* [TASK TO CARRY OUT]
Quote all of the entries word for word.

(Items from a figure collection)
——————————

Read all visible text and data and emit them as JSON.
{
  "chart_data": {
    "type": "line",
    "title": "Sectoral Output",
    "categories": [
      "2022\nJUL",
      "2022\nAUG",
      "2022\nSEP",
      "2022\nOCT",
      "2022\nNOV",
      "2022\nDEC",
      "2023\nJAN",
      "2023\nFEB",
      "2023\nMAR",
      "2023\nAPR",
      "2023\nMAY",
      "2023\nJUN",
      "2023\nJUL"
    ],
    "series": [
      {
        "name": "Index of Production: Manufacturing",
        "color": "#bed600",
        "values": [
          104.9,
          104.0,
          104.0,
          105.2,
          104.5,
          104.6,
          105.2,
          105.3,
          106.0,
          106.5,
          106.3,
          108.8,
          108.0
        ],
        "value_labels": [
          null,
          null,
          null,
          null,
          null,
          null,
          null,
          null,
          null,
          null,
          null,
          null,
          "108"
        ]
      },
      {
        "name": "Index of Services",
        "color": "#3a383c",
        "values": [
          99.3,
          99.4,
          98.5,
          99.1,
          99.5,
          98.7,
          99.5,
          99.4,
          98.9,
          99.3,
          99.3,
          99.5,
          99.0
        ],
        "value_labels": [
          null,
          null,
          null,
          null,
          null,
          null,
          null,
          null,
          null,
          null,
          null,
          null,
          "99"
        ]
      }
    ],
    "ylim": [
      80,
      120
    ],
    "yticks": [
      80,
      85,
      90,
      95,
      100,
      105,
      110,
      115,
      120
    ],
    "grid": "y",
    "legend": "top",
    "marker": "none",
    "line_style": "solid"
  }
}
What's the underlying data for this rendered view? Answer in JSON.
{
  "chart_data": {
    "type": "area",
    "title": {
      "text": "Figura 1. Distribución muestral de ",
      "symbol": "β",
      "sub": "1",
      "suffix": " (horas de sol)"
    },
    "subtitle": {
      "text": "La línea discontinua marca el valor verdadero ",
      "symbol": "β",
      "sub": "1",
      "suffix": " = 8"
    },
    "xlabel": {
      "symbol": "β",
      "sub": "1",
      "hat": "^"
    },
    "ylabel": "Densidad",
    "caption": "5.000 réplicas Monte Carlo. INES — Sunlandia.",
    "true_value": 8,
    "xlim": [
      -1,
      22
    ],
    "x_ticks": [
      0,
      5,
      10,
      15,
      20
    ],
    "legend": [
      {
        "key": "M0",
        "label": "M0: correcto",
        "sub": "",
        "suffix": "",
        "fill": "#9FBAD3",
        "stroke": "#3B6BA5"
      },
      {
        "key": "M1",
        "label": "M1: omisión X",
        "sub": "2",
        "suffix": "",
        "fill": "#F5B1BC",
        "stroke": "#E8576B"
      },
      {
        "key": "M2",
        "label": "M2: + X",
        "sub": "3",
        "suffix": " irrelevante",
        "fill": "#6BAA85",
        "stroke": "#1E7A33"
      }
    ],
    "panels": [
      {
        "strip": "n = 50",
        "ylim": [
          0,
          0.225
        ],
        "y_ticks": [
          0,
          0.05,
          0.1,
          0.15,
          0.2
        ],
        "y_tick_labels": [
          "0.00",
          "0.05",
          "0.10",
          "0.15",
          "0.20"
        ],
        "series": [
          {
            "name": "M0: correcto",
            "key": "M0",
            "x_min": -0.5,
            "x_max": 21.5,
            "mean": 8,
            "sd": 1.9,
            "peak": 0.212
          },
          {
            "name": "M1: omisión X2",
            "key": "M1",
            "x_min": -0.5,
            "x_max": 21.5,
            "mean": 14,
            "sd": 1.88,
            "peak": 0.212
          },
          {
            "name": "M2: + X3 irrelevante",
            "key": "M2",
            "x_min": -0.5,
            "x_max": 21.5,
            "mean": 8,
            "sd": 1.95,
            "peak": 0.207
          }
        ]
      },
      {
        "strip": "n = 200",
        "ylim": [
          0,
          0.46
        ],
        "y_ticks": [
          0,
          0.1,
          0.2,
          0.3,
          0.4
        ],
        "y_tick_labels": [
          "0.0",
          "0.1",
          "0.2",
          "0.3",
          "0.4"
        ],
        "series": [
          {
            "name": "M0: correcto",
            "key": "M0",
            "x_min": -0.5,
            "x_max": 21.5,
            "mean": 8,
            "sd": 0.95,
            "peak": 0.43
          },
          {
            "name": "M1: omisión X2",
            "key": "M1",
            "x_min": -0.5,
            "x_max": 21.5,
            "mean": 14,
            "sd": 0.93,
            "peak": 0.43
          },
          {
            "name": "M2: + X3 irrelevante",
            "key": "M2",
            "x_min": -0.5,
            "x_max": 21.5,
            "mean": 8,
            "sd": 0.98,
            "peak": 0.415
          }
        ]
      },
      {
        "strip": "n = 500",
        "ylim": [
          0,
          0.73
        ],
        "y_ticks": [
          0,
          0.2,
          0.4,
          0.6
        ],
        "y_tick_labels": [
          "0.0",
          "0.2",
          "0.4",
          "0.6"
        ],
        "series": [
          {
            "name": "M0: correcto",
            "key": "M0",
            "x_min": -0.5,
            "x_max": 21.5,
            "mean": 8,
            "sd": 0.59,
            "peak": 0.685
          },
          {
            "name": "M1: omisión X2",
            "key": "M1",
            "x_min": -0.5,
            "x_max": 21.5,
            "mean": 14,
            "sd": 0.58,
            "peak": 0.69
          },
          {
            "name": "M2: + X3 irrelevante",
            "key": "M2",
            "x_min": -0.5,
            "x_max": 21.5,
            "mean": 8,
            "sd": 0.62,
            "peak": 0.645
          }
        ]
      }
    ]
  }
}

——————————

* [FINISHED TASK]
Read all visible text and data and emit them as JSON.
{
  "chart_data": {
    "type": "line",
    "title": "Sectoral Output",
    "categories": [
      "2022\nJUL",
      "2022\nAUG",
      "2022\nSEP",
      "2022\nOCT",
      "2022\nNOV",
      "2022\nDEC",
      "2023\nJAN",
      "2023\nFEB",
      "2023\nMAR",
      "2023\nAPR",
      "2023\nMAY",
      "2023\nJUN",
      "2023\nJUL"
    ],
    "series": [
      {
        "name": "Index of Production: Manufacturing",
        "color": "#bed600",
        "values": [
          104.9,
          104.0,
          104.0,
          105.2,
          104.5,
          104.6,
          105.2,
          105.3,
          106.0,
          106.5,
          106.3,
          108.8,
          108.0
        ],
        "value_labels": [
          null,
          null,
          null,
          null,
          null,
          null,
          null,
          null,
          null,
          null,
          null,
          null,
          "108"
        ]
      },
      {
        "name": "Index of Services",
        "color": "#3a383c",
        "values": [
          99.3,
          99.4,
          98.5,
          99.1,
          99.5,
          98.7,
          99.5,
          99.4,
          98.9,
          99.3,
          99.3,
          99.5,
          99.0
        ],
        "value_labels": [
          null,
          null,
          null,
          null,
          null,
          null,
          null,
          null,
          null,
          null,
          null,
          null,
          "99"
        ]
      }
    ],
    "ylim": [
      80,
      120
    ],
    "yticks": [
      80,
      85,
      90,
      95,
      100,
      105,
      110,
      115,
      120
    ],
    "grid": "y",
    "legend": "top",
    "marker": "none",
    "line_style": "solid"
  }
}
What's the underlying data for this rendered view? Answer in JSON.
{
  "chart_data": {
    "type": "area",
    "title": {
      "text": "Figura 1. Distribución muestral de ",
      "symbol": "β",
      "sub": "1",
      "suffix": " (horas de sol)"
    },
    "subtitle": {
      "text": "La línea discontinua marca el valor verdadero ",
      "symbol": "β",
      "sub": "1",
      "suffix": " = 8"
    },
    "xlabel": {
      "symbol": "β",
      "sub": "1",
      "hat": "^"
    },
    "ylabel": "Densidad",
    "caption": "5.000 réplicas Monte Carlo. INES — Sunlandia.",
    "true_value": 8,
    "xlim": [
      -1,
      22
    ],
    "x_ticks": [
      0,
      5,
      10,
      15,
      20
    ],
    "legend": [
      {
        "key": "M0",
        "label": "M0: correcto",
        "sub": "",
        "suffix": "",
        "fill": "#9FBAD3",
        "stroke": "#3B6BA5"
      },
      {
        "key": "M1",
        "label": "M1: omisión X",
        "sub": "2",
        "suffix": "",
        "fill": "#F5B1BC",
        "stroke": "#E8576B"
      },
      {
        "key": "M2",
        "label": "M2: + X",
        "sub": "3",
        "suffix": " irrelevante",
        "fill": "#6BAA85",
        "stroke": "#1E7A33"
      }
    ],
    "panels": [
      {
        "strip": "n = 50",
        "ylim": [
          0,
          0.225
        ],
        "y_ticks": [
          0,
          0.05,
          0.1,
          0.15,
          0.2
        ],
        "y_tick_labels": [
          "0.00",
          "0.05",
          "0.10",
          "0.15",
          "0.20"
        ],
        "series": [
          {
            "name": "M0: correcto",
            "key": "M0",
            "x_min": -0.5,
            "x_max": 21.5,
            "mean": 8,
            "sd": 1.9,
            "peak": 0.212
          },
          {
            "name": "M1: omisión X2",
            "key": "M1",
            "x_min": -0.5,
            "x_max": 21.5,
            "mean": 14,
            "sd": 1.88,
            "peak": 0.212
          },
          {
            "name": "M2: + X3 irrelevante",
            "key": "M2",
            "x_min": -0.5,
            "x_max": 21.5,
            "mean": 8,
            "sd": 1.95,
            "peak": 0.207
          }
        ]
      },
      {
        "strip": "n = 200",
        "ylim": [
          0,
          0.46
        ],
        "y_ticks": [
          0,
          0.1,
          0.2,
          0.3,
          0.4
        ],
        "y_tick_labels": [
          "0.0",
          "0.1",
          "0.2",
          "0.3",
          "0.4"
        ],
        "series": [
          {
            "name": "M0: correcto",
            "key": "M0",
            "x_min": -0.5,
            "x_max": 21.5,
            "mean": 8,
            "sd": 0.95,
            "peak": 0.43
          },
          {
            "name": "M1: omisión X2",
            "key": "M1",
            "x_min": -0.5,
            "x_max": 21.5,
            "mean": 14,
            "sd": 0.93,
            "peak": 0.43
          },
          {
            "name": "M2: + X3 irrelevante",
            "key": "M2",
            "x_min": -0.5,
            "x_max": 21.5,
            "mean": 8,
            "sd": 0.98,
            "peak": 0.415
          }
        ]
      },
      {
        "strip": "n = 500",
        "ylim": [
          0,
          0.73
        ],
        "y_ticks": [
          0,
          0.2,
          0.4,
          0.6
        ],
        "y_tick_labels": [
          "0.0",
          "0.2",
          "0.4",
          "0.6"
        ],
        "series": [
          {
            "name": "M0: correcto",
            "key": "M0",
            "x_min": -0.5,
            "x_max": 21.5,
            "mean": 8,
            "sd": 0.59,
            "peak": 0.685
          },
          {
            "name": "M1: omisión X2",
            "key": "M1",
            "x_min": -0.5,
            "x_max": 21.5,
            "mean": 14,
            "sd": 0.58,
            "peak": 0.69
          },
          {
            "name": "M2: + X3 irrelevante",
            "key": "M2",
            "x_min": -0.5,
            "x_max": 21.5,
            "mean": 8,
            "sd": 0.62,
            "peak": 0.645
          }
        ]
      }
    ]
  }
}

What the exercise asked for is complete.